(Records excerpted from a collection)
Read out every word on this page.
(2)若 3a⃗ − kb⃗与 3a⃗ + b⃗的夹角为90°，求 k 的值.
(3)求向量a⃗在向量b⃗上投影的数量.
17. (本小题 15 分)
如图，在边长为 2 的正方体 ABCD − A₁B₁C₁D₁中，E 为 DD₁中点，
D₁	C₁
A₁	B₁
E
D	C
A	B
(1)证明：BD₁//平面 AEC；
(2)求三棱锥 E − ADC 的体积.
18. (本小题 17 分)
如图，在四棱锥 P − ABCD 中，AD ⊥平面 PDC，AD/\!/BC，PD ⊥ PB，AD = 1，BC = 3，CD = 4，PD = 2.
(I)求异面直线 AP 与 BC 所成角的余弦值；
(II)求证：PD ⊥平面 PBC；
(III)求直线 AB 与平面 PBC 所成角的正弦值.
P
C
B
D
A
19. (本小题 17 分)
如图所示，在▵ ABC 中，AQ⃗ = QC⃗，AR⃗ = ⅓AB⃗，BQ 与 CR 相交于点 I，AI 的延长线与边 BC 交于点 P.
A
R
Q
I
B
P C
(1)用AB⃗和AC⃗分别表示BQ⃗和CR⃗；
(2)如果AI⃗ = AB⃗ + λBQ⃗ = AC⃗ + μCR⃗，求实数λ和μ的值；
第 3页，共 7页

Given problem
Report every line containing the word "ABCD" from the listing above.

Answer to this problem
如图，在边长为 2 的正方体 ABCD − A₁B₁C₁D₁中，E 为 DD₁中点，
如图，在四棱锥 P − ABCD 中，AD ⊥平面 PDC，AD/\!/BC，PD ⊥ PB，AD = 1，BC = 3，CD = 4，PD = 2.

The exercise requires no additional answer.